_The exercise:_
From the entries that follow, pick out all lines holding "Bloom".

....

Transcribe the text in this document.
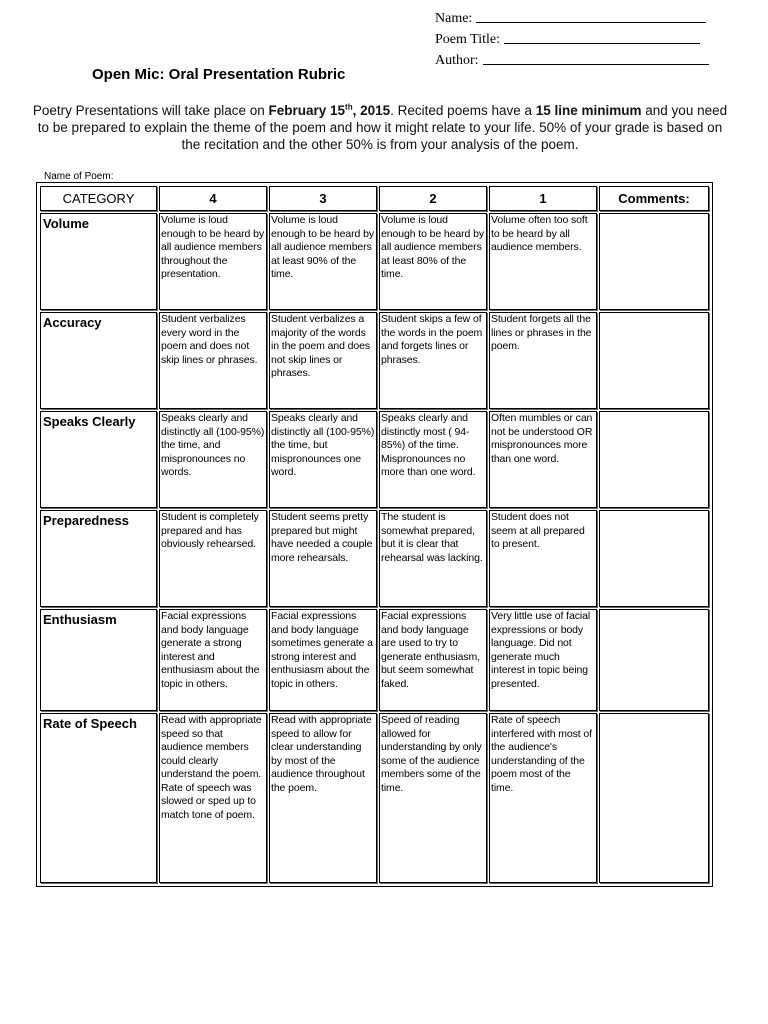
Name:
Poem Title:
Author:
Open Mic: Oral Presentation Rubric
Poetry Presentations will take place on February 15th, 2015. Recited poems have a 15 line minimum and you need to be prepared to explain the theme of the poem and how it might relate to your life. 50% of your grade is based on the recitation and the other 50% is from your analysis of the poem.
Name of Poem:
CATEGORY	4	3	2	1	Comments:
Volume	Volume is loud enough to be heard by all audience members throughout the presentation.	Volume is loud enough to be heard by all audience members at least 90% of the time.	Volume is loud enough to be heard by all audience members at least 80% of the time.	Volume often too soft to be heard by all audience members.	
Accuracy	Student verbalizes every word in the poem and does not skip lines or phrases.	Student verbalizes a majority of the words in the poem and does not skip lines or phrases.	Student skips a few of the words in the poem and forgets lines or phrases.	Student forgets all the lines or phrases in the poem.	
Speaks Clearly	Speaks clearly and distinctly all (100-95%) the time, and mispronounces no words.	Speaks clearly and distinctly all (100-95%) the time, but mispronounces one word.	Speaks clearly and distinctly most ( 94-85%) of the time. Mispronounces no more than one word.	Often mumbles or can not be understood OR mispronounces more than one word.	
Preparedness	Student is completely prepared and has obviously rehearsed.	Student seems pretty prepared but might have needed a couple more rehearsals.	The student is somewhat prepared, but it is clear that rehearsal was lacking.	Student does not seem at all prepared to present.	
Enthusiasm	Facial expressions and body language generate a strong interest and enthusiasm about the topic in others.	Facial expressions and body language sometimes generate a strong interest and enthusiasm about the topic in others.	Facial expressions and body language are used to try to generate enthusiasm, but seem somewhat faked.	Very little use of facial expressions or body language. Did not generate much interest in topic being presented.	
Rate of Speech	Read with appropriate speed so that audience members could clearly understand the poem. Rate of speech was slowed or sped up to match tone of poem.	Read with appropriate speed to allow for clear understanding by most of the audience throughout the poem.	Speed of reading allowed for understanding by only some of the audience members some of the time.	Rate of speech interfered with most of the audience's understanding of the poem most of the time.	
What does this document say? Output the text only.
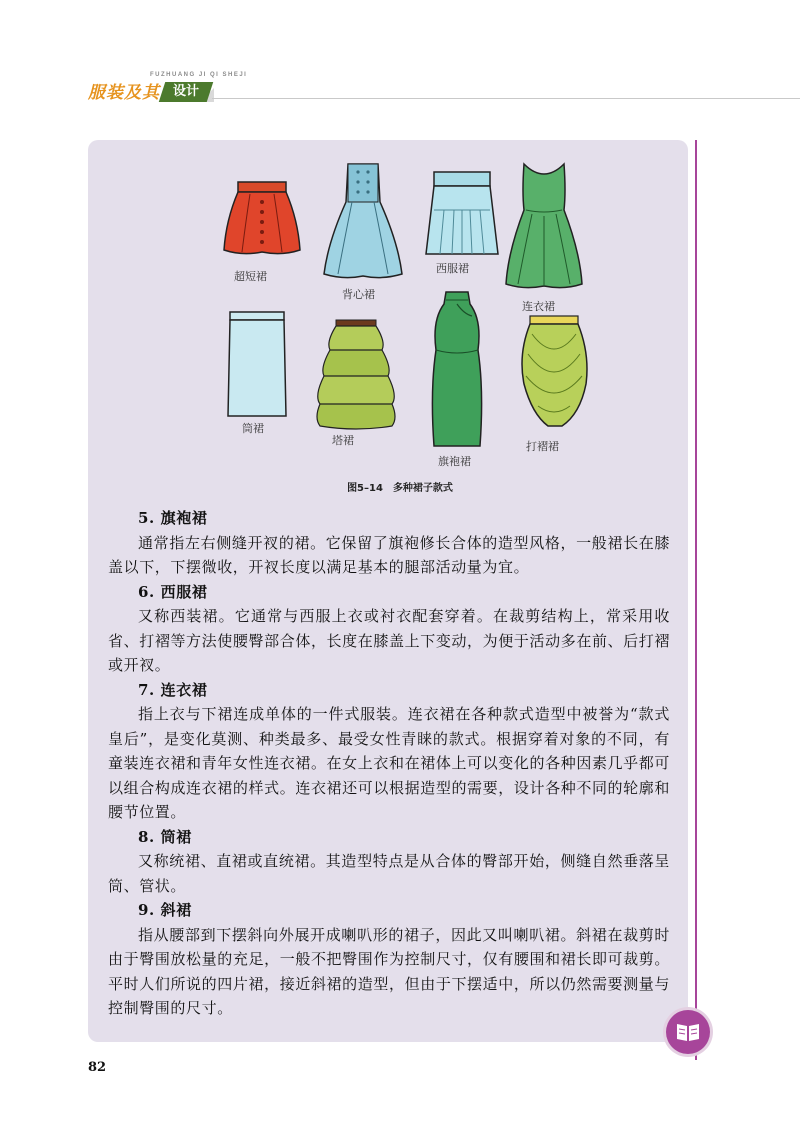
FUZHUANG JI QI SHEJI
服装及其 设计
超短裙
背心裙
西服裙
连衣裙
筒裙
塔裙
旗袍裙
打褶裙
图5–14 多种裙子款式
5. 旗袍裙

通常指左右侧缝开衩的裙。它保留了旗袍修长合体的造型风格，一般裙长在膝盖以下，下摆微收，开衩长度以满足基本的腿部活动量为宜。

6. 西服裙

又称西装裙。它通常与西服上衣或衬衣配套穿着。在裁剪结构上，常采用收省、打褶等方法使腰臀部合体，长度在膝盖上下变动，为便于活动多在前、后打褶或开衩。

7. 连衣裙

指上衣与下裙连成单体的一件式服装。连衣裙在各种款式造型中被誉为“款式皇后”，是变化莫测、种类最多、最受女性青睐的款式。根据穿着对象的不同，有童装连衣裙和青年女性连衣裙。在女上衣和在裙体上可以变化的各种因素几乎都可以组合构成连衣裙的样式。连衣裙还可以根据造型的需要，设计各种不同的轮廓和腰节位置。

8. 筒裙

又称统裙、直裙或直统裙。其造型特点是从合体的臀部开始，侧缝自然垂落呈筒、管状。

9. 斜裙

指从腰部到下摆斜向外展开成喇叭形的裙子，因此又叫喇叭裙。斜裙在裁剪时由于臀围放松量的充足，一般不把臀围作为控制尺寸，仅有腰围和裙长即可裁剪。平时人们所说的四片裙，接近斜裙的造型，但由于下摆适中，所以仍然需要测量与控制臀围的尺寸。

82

....

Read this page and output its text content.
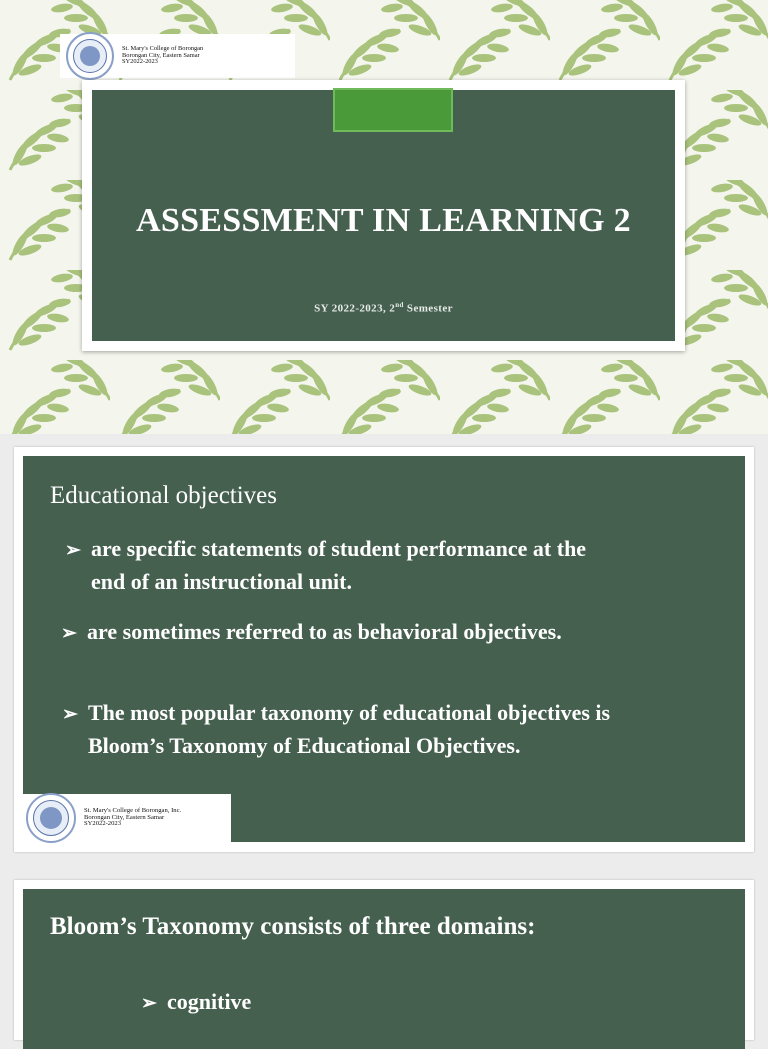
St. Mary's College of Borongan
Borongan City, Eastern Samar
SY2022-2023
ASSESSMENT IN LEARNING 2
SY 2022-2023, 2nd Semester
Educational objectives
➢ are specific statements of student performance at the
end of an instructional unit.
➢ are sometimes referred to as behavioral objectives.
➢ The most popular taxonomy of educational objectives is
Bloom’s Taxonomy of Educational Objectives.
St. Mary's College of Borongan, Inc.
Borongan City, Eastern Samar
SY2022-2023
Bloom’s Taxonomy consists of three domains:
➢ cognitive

....

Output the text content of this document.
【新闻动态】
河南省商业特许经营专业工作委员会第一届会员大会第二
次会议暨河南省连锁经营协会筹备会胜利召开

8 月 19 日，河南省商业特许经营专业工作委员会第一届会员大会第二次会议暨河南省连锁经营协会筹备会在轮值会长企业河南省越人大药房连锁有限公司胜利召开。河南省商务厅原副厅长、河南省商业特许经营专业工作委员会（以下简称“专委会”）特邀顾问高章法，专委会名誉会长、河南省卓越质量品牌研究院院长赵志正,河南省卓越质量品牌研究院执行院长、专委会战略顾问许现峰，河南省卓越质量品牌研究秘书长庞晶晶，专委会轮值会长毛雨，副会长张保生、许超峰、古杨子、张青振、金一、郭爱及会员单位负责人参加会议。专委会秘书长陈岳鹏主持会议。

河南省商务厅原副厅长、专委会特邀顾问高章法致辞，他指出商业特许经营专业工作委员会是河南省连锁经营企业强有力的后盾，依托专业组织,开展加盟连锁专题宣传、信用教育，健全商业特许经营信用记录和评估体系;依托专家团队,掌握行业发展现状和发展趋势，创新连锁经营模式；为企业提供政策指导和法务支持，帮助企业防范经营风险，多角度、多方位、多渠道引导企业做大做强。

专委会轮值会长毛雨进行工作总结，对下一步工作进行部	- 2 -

....

_Solution to this task:_
Bloom’s Taxonomy of Educational Objectives.
Bloom’s Taxonomy consists of three domains:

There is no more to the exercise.